• _Your goal_: Search the data below for "Глава"; list each line that holds it.

[Items from a dataset]

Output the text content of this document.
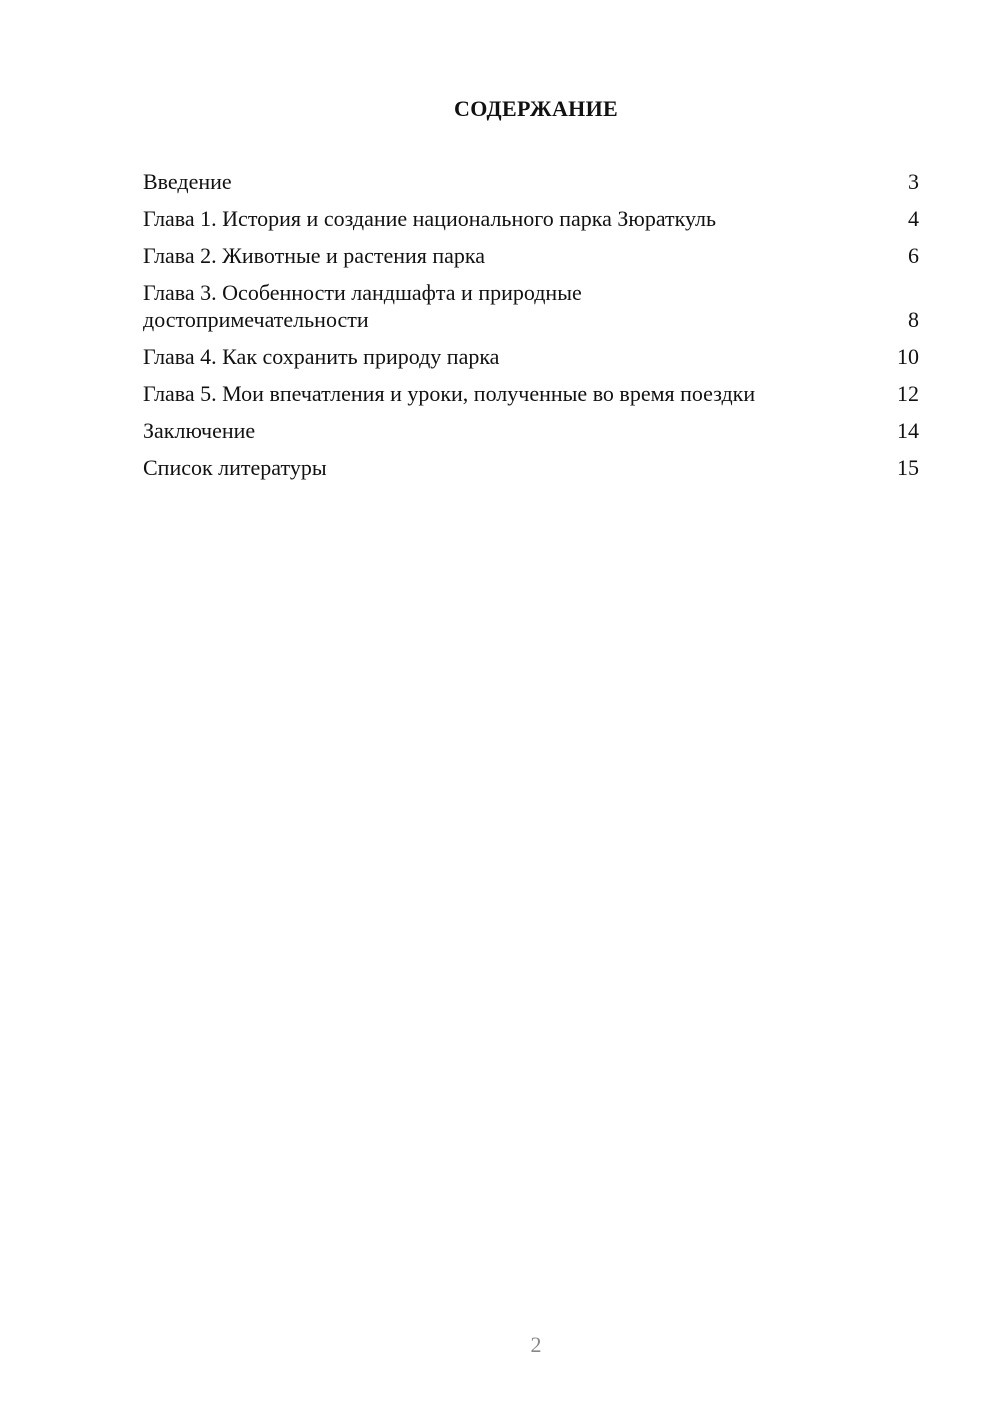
СОДЕРЖАНИЕ
Введение	3
Глава 1. История и создание национального парка Зюраткуль	4
Глава 2. Животные и растения парка	6
Глава 3. Особенности ландшафта и природные достопримечательности	8
Глава 4. Как сохранить природу парка	10
Глава 5. Мои впечатления и уроки, полученные во время поездки	12
Заключение	14
Список литературы	15
2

• _Expected answer_:
Глава 1. История и создание национального парка Зюраткуль	4
Глава 2. Животные и растения парка	6
Глава 3. Особенности ландшафта и природные достопримечательности	8
Глава 4. Как сохранить природу парка	10
Глава 5. Мои впечатления и уроки, полученные во время поездки	12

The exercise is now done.